• **Selected excerpt**
**********

This discussion has glossed over the question of how new (reactivated) customers were associated with the expired accounts. In this case, the analysis used the telephone numbers in conjunction with an account ID. This pretty much guaranteed that the match was accurate, since reactivated customers retained their telephone numbers and billing information. This is very conservative but works for finding reactivations. It does not work for finding other types of winback, such as customers who are willing to cycle through telephone numbers in order to get introductory discounts.

Another approach is to try to identify individuals over time, even when they are on different accounts. For businesses that collect Social Security numbers or drivers license numbers as a regular part of their business, such identifying numbers can connect accounts together over time. (Be aware that not everyone who is asked to supply this kind of identifying information does so accurately.) Sometimes matching names, addresses, telephone numbers, and/or credit cards is sufficient for matching purposes. More often, this task is outsourced to a company that assigns individual and household IDs, which then provide the information needed to identify which new customers are really former customers who have been won back.

Studying initial covariates adds even more information. In this case, initial means whatever is known about the customer at the point of deactiva-tion. This includes not only information such as initial product and promotion,



but also customer behavior before deactivating. Are customers who complain a lot more or less likely to reactivate? Customers who roam? Customers who pay their bills late?

This example shows the use of hazards to understand a classic time-to-event question. There are other questions of this genre amenable to survival analysis:

When customers start on a minimum pricing plan, how long will it be before they upgrade to a premium plan?

When customers upgrade to a premium plan, how long will it be before they downgrade?

What is the expected length of time between purchases for customers, given past customer behavior and the fact that different customers have different purchase periods?

One nice aspect of using survival analysis is that it is easy to ask about the effects of different initial conditions-such as the number of times that a customer has visited in the past. Using proportional hazards, it is possible to determine which covariates have the most effect on the desired outcome, including which interventions are most and least likely to work.

**********

• **Stored rows**

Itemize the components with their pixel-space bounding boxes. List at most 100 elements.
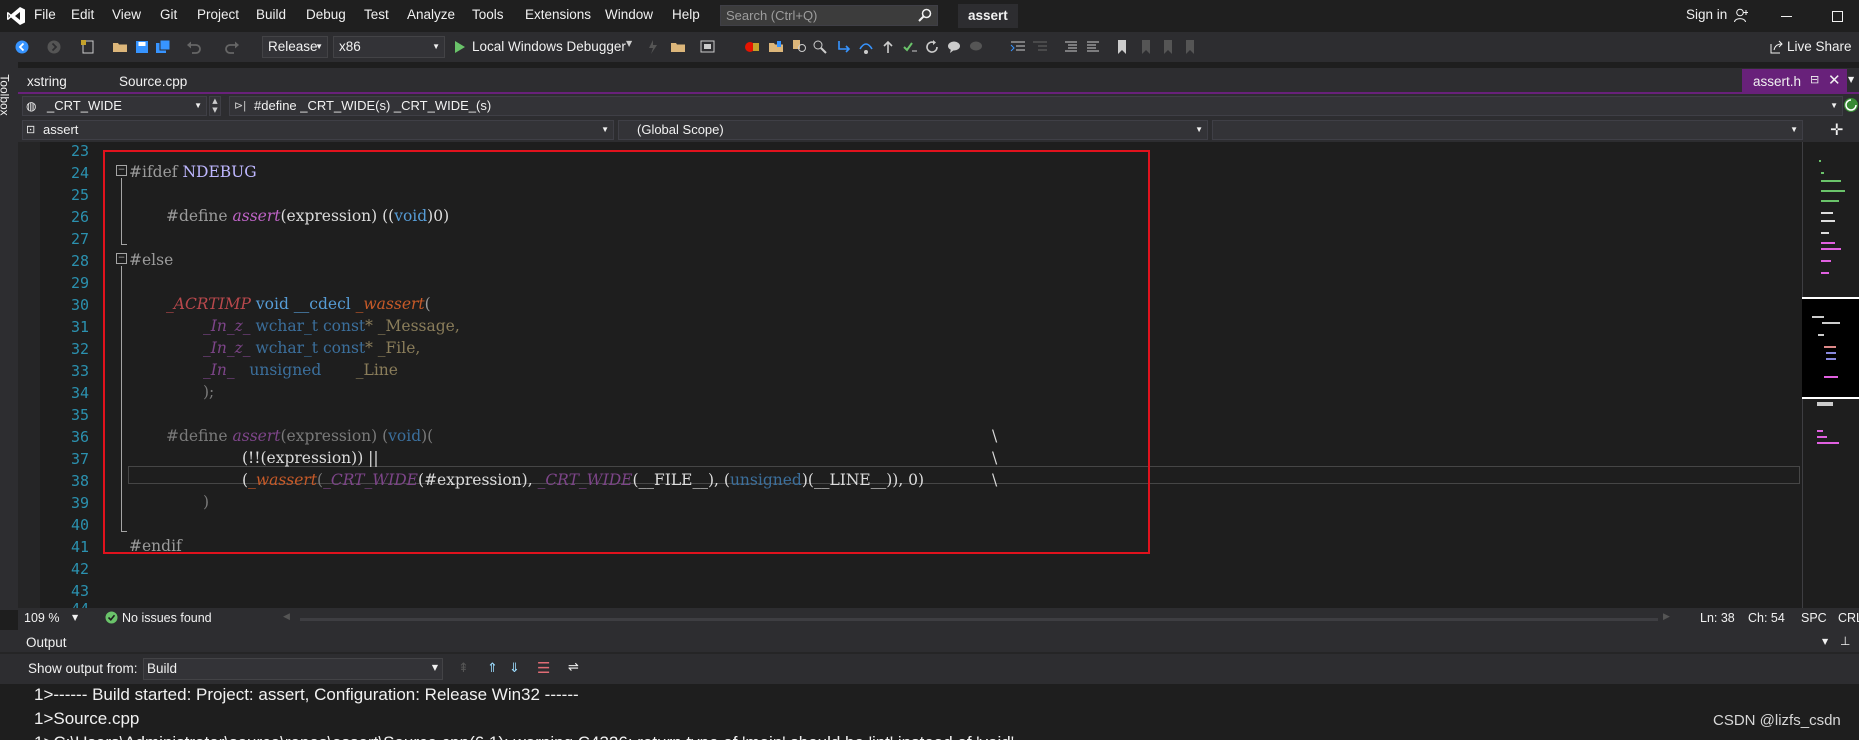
visual-studio-logo-icon[interactable]	[6, 6, 26, 26]
go-to-message-icon[interactable]: ⇞	[458, 661, 469, 676]
debug-target-button[interactable]: Local Windows Debugger	[472, 39, 626, 54]
find-symbol-icon[interactable]	[812, 39, 828, 55]
menu-tools[interactable]: Tools	[472, 7, 504, 22]
check-circle-icon	[105, 611, 118, 624]
zoom-level[interactable]: 109 %	[24, 611, 59, 625]
solution-configuration-select[interactable]: Release ▼	[262, 36, 328, 58]
find-in-files-icon[interactable]	[792, 39, 808, 55]
align-left-icon[interactable]	[1063, 39, 1079, 55]
function-select[interactable]: ▼	[1212, 120, 1803, 140]
step-over-icon[interactable]	[858, 39, 874, 55]
scroll-left-icon[interactable]: ◀	[283, 612, 290, 622]
scroll-right-icon[interactable]: ▶	[1663, 612, 1670, 622]
clear-all-icon[interactable]: ☰	[537, 659, 550, 677]
tab-overflow-icon[interactable]: ▼	[1848, 75, 1854, 84]
start-debugging-icon[interactable]	[454, 40, 466, 54]
line-ending-indicator[interactable]: CRLF	[1838, 611, 1859, 625]
scope-select[interactable]: (Global Scope) ▼	[618, 120, 1208, 140]
open-folder-icon[interactable]	[112, 39, 128, 55]
line-number: 39	[70, 494, 89, 512]
user-icon[interactable]	[1734, 8, 1748, 23]
chevron-down-icon[interactable]: ▼	[626, 39, 632, 48]
menu-file[interactable]: File	[34, 7, 56, 22]
tab-source-cpp[interactable]: Source.cpp	[119, 74, 187, 89]
globe-icon: ◍	[26, 99, 37, 113]
next-bookmark-icon[interactable]	[1160, 39, 1176, 55]
step-into-icon[interactable]	[836, 39, 852, 55]
line-number: 31	[70, 318, 89, 336]
horizontal-scrollbar[interactable]	[300, 618, 1658, 621]
scope-select-value: (Global Scope)	[637, 122, 724, 137]
menu-analyze[interactable]: Analyze	[407, 7, 455, 22]
split-icon[interactable]: ✛	[1830, 120, 1843, 139]
indent-icon[interactable]	[1032, 39, 1048, 55]
uncomment-icon[interactable]	[968, 39, 984, 55]
menu-window[interactable]: Window	[605, 7, 653, 22]
menu-test[interactable]: Test	[364, 7, 389, 22]
menu-git[interactable]: Git	[160, 7, 177, 22]
project-select[interactable]: ◍ _CRT_WIDE ▼	[22, 96, 207, 116]
annotation-highlight-box	[103, 150, 1150, 554]
member-select[interactable]: ⊳| #define _CRT_WIDE(s) _CRT_WIDE_(s) ▼	[229, 96, 1843, 116]
member-select-value: #define _CRT_WIDE(s) _CRT_WIDE_(s)	[254, 98, 492, 113]
search-icon[interactable]	[918, 8, 932, 22]
output-source-select[interactable]: Build ▼	[143, 658, 443, 680]
back-icon[interactable]	[14, 39, 30, 55]
chevron-down-icon: ▼	[432, 42, 440, 51]
pin-icon[interactable]: ⊟	[1810, 73, 1819, 86]
align-right-icon[interactable]	[1085, 39, 1101, 55]
next-message-icon[interactable]: ⇓	[509, 661, 520, 676]
pin-icon[interactable]: ⊥	[1840, 634, 1850, 648]
bookmark-folder-icon[interactable]	[768, 39, 784, 55]
menu-edit[interactable]: Edit	[71, 7, 94, 22]
chevron-down-icon[interactable]: ▼	[1822, 637, 1828, 646]
hot-reload-icon[interactable]	[645, 39, 661, 55]
line-number: 34	[70, 384, 89, 402]
toolbox-tab[interactable]: Toolbox	[0, 74, 12, 115]
redo-icon[interactable]	[224, 39, 240, 55]
window-layout-icon[interactable]	[700, 39, 716, 55]
folder-icon[interactable]	[670, 39, 686, 55]
restore-button[interactable]	[1832, 11, 1843, 22]
prev-bookmark-icon[interactable]	[1138, 39, 1154, 55]
save-all-icon[interactable]	[155, 39, 171, 55]
menu-view[interactable]: View	[112, 7, 141, 22]
breakpoint-icon[interactable]	[744, 39, 760, 55]
menu-build[interactable]: Build	[256, 7, 286, 22]
outdent-icon[interactable]	[1010, 39, 1026, 55]
output-line: 1>Source.cpp	[34, 709, 140, 728]
tab-xstring[interactable]: xstring	[27, 74, 67, 89]
step-out-icon[interactable]	[880, 39, 896, 55]
live-share-button[interactable]: Live Share	[1787, 39, 1852, 54]
chevron-down-icon[interactable]: ▼	[72, 613, 78, 622]
new-project-icon[interactable]	[80, 39, 96, 55]
undo-icon[interactable]	[186, 39, 202, 55]
refresh-icon[interactable]	[924, 39, 940, 55]
tab-assert-h[interactable]: assert.h ⊟ ✕	[1742, 69, 1847, 92]
close-icon[interactable]: ✕	[1828, 71, 1841, 89]
whitespace-indicator[interactable]: SPC	[1801, 611, 1827, 625]
word-wrap-icon[interactable]: ⇌	[568, 660, 579, 675]
clear-bookmarks-icon[interactable]	[1182, 39, 1198, 55]
bookmark-icon[interactable]	[1114, 39, 1130, 55]
save-icon[interactable]	[134, 39, 150, 55]
live-share-icon[interactable]	[1770, 40, 1784, 54]
issues-status[interactable]: No issues found	[122, 611, 212, 625]
comment-icon[interactable]	[946, 39, 962, 55]
minimap-visible-code	[1810, 312, 1840, 382]
menu-help[interactable]: Help	[672, 7, 700, 22]
scroll-spinner[interactable]: ▲ ▼	[209, 96, 221, 116]
line-number: 36	[70, 428, 89, 446]
menu-extensions[interactable]: Extensions	[525, 7, 591, 22]
platform-select[interactable]: x86 ▼	[333, 36, 445, 58]
check-list-icon[interactable]	[902, 39, 918, 55]
previous-message-icon[interactable]: ⇑	[487, 661, 498, 676]
file-select[interactable]: ⊡ assert ▼	[22, 120, 614, 140]
sign-in-link[interactable]: Sign in	[1686, 7, 1727, 22]
minimize-button[interactable]	[1781, 16, 1792, 17]
menu-debug[interactable]: Debug	[306, 7, 346, 22]
sync-icon[interactable]	[1843, 97, 1859, 113]
forward-icon[interactable]	[46, 39, 62, 55]
watermark: CSDN @lizfs_csdn	[1713, 712, 1841, 729]
menu-project[interactable]: Project	[197, 7, 239, 22]
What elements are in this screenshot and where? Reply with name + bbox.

**********

• **Directive A**
How many lines of the listing contain the string "down"? Give only the number.
• **Directive B**
Write what comes next in the passage on customer reactivation, starting after its last sentence.
The passage on customer reactivation and the listing are unrelated to each other.

• **Right answer A**
4

• **Right answer B**
Forecasting

Another interesting application of survival analysis is forecasting the number of customers into the future, or equivalently, the number of stops on a given day in the future. In the aggregate, survival does a good job of estimating how many customers will stick around for a given length of time.

There are two components to any such forecast. The first is a model of existing customers, which can take into account various covariates during the customers life cycle. Such a model works by applying one or more survival models to all customers. If a customer has survived for 100 days, then the probability of stopping tomorrow is the hazard at day 100. To calculate the chance of stopping the day after tomorrow, first assume that the customer does not stop tomorrow and then does stop on day 101. This is the conditional survival (one minus the hazard-the probability of not stopping) at day 100 times the hazard for day 101. Applying this to all customer tenures, it is possible to forecast stops of existing customers in the future.

Figure 12.13 shows such a forecast for stops for 1 month, developed by survival expert Will Potts. Also shown are the actual values observed during this period. The survival-based forecast proves to be quite close to what is actually happening. By the way, this particular survival estimate used a parametric model on the hazards rather than empirical hazard rates; the model was able to take into account the day of the week. This results in the weekly cycle of stops evident in the graph.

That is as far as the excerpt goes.